Give the number of lines that hold the string "Zuppa". Nothing else is needed.

=== Data supplied ===

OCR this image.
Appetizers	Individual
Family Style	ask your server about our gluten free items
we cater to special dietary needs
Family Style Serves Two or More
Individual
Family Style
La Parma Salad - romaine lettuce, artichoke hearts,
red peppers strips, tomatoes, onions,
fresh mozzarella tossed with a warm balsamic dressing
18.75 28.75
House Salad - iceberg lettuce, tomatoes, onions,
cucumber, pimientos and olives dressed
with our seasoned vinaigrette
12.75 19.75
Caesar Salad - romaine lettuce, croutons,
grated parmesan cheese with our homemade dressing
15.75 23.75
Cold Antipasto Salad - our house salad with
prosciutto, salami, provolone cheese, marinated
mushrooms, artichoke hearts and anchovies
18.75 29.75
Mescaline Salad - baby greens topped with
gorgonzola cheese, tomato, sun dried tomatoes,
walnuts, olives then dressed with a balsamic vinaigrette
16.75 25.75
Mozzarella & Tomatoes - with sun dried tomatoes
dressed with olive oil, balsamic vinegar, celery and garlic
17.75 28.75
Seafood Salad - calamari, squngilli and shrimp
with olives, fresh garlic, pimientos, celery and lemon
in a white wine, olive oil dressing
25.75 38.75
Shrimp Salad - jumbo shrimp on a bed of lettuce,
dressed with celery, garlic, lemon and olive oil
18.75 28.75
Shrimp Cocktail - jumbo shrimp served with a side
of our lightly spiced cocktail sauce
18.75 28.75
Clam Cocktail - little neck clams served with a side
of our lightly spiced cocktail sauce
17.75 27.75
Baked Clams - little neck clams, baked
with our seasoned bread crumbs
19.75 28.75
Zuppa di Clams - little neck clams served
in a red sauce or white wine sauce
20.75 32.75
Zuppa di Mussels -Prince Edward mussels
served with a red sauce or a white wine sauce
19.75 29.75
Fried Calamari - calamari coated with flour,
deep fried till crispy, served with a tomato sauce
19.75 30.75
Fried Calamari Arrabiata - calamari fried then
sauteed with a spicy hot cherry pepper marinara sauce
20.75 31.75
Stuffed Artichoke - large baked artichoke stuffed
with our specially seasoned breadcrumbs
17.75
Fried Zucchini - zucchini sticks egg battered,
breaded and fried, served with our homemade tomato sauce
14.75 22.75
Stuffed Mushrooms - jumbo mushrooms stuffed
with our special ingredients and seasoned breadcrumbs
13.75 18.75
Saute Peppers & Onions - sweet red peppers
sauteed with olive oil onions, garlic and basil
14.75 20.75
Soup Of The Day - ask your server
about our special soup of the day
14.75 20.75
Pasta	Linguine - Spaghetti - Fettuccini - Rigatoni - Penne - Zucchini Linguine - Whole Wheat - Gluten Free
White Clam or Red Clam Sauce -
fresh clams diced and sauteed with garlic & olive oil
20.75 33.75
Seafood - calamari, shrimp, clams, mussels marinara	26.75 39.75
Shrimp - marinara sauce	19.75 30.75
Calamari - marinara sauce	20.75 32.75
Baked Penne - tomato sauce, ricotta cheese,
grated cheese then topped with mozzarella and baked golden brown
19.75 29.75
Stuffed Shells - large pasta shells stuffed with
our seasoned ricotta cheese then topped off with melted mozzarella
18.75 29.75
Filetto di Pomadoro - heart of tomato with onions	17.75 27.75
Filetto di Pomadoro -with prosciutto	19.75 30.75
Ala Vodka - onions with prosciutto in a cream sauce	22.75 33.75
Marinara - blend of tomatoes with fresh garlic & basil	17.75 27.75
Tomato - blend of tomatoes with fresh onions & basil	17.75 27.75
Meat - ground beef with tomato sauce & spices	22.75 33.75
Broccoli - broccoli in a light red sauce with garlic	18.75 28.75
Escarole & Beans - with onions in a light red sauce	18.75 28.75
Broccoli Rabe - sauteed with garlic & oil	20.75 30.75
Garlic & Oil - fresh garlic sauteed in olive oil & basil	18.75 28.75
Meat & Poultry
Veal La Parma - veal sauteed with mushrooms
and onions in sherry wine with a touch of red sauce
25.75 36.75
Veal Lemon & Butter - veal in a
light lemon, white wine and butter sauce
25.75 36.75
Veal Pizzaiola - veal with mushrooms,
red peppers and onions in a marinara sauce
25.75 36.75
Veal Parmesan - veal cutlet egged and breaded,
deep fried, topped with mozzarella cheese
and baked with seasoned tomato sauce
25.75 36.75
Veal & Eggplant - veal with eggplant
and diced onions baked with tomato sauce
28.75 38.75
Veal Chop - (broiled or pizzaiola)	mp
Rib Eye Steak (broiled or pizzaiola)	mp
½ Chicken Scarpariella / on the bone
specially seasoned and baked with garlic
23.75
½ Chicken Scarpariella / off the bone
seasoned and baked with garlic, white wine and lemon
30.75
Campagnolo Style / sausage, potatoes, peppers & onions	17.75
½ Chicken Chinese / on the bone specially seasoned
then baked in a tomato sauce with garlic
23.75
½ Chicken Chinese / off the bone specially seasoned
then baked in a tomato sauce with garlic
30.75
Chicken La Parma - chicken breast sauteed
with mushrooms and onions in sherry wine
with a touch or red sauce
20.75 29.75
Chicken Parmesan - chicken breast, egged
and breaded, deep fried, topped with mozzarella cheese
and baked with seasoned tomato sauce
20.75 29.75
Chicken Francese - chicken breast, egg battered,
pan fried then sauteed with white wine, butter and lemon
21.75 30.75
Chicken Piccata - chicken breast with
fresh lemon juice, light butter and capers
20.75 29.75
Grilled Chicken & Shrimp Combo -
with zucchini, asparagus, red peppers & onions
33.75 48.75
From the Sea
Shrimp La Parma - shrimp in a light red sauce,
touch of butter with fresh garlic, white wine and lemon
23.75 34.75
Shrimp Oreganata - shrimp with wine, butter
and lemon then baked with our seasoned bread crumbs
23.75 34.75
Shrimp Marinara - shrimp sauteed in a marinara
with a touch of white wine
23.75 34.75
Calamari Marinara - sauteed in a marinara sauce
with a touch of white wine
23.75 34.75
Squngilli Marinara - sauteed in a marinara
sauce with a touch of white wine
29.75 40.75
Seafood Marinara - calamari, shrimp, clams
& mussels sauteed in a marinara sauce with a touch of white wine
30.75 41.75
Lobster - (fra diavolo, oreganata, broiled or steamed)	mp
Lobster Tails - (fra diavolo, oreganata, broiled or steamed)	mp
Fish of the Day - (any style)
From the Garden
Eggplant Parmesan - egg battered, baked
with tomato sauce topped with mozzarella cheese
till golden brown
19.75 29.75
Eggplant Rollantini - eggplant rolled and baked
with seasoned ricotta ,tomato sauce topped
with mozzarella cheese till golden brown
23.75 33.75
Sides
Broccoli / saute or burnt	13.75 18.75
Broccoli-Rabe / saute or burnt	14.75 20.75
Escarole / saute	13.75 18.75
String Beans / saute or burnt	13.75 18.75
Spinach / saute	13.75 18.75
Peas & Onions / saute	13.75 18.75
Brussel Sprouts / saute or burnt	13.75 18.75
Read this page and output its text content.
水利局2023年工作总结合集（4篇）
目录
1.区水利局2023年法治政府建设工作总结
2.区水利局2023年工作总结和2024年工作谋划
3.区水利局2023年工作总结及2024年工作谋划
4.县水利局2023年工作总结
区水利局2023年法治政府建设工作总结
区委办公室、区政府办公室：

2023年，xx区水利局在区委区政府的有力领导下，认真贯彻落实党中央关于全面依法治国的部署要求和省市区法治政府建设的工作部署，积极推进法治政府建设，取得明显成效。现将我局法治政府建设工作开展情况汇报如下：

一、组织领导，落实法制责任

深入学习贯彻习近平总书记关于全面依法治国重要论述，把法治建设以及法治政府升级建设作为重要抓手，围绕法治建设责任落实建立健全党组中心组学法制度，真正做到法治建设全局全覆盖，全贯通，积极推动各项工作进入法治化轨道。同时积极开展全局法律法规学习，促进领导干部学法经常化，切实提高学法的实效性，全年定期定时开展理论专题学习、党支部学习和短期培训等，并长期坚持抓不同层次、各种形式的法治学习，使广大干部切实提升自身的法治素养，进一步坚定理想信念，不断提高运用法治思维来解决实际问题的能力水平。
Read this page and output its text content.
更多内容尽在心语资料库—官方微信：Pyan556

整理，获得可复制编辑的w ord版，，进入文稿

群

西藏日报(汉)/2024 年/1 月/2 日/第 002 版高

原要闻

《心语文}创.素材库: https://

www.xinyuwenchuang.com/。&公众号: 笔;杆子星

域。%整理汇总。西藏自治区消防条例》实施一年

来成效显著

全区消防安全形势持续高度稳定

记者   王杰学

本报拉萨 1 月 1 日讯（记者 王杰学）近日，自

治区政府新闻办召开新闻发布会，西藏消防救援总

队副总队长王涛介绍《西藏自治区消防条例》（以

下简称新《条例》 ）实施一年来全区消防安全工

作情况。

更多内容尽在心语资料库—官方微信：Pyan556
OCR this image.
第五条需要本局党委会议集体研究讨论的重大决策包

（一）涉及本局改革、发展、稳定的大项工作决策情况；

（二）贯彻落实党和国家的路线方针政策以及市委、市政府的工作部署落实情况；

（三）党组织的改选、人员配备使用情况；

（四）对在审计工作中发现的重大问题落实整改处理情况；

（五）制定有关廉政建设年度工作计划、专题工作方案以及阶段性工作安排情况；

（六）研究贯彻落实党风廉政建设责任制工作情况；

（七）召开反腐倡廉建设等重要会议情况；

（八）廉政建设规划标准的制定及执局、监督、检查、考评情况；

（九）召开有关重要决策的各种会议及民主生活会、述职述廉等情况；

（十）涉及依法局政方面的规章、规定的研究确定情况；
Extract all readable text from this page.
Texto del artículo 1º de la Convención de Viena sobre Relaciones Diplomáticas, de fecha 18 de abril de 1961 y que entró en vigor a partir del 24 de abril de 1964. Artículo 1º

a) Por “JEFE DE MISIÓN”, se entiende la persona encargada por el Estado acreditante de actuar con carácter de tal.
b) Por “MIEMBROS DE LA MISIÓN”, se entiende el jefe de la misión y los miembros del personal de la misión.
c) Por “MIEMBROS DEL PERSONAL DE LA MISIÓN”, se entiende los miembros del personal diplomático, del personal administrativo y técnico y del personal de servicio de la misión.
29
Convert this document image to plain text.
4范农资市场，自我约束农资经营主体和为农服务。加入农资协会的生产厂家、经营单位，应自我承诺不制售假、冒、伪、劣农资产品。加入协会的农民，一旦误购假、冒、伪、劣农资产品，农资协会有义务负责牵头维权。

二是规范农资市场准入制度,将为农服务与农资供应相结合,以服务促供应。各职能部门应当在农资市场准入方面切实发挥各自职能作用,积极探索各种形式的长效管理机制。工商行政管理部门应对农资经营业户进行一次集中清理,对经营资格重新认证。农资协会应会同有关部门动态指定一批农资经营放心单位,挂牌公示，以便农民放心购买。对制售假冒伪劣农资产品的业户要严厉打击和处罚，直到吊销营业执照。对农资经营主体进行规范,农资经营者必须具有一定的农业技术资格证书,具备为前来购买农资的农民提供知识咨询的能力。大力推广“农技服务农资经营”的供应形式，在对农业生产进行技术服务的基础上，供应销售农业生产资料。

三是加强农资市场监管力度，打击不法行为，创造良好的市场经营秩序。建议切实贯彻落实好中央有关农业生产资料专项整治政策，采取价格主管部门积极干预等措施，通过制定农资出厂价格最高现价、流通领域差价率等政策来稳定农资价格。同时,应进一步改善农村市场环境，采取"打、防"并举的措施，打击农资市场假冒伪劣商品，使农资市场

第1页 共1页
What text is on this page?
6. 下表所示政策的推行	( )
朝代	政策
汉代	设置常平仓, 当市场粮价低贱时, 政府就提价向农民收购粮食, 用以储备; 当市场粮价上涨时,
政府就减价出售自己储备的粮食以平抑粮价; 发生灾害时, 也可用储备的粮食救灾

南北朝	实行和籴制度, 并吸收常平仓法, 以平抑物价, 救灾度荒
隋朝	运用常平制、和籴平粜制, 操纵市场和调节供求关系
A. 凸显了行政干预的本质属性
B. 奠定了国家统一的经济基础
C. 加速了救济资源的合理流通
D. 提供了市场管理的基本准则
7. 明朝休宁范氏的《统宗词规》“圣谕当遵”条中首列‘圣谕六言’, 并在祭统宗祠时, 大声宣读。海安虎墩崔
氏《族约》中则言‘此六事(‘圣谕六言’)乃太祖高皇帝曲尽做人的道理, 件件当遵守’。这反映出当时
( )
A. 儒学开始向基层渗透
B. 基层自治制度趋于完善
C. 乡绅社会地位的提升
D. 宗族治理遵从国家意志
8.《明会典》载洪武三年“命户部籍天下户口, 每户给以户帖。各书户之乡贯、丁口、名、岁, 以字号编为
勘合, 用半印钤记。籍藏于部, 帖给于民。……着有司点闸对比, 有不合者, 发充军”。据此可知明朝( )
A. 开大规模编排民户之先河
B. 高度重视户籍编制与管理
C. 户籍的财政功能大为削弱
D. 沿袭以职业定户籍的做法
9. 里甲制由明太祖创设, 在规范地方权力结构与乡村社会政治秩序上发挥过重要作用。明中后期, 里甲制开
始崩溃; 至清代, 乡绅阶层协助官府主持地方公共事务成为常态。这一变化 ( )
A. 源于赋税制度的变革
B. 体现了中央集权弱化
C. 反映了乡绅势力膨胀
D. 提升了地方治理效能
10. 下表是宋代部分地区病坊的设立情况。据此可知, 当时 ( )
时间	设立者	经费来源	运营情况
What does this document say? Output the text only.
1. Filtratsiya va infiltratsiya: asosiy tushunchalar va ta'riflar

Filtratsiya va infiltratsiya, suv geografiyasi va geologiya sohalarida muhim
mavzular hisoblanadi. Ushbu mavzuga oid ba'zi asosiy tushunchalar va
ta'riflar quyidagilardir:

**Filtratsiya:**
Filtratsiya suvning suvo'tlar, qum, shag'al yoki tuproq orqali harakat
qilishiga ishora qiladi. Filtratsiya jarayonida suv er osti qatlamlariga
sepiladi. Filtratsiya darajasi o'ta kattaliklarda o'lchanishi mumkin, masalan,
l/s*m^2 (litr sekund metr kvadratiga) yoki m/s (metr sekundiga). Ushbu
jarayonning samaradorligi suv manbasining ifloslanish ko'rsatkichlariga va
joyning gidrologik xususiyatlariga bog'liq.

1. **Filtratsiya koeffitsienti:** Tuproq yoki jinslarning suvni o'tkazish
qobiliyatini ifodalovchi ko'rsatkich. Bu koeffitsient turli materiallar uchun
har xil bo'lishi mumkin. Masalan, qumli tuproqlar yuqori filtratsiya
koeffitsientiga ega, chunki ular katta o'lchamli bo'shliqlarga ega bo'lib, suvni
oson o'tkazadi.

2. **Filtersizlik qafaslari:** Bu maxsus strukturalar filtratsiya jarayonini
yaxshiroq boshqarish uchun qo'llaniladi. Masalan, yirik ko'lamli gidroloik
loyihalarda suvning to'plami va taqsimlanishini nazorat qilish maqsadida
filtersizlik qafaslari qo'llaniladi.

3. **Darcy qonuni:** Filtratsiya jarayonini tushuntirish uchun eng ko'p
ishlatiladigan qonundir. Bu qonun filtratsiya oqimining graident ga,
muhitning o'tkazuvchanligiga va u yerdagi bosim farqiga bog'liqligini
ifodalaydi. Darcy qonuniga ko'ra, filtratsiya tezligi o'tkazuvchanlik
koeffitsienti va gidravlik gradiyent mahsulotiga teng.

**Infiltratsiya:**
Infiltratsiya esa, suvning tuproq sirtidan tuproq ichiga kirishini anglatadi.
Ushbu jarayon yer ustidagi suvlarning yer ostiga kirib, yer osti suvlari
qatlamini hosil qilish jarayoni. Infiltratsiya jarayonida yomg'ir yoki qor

===

### Solution to this exercise
2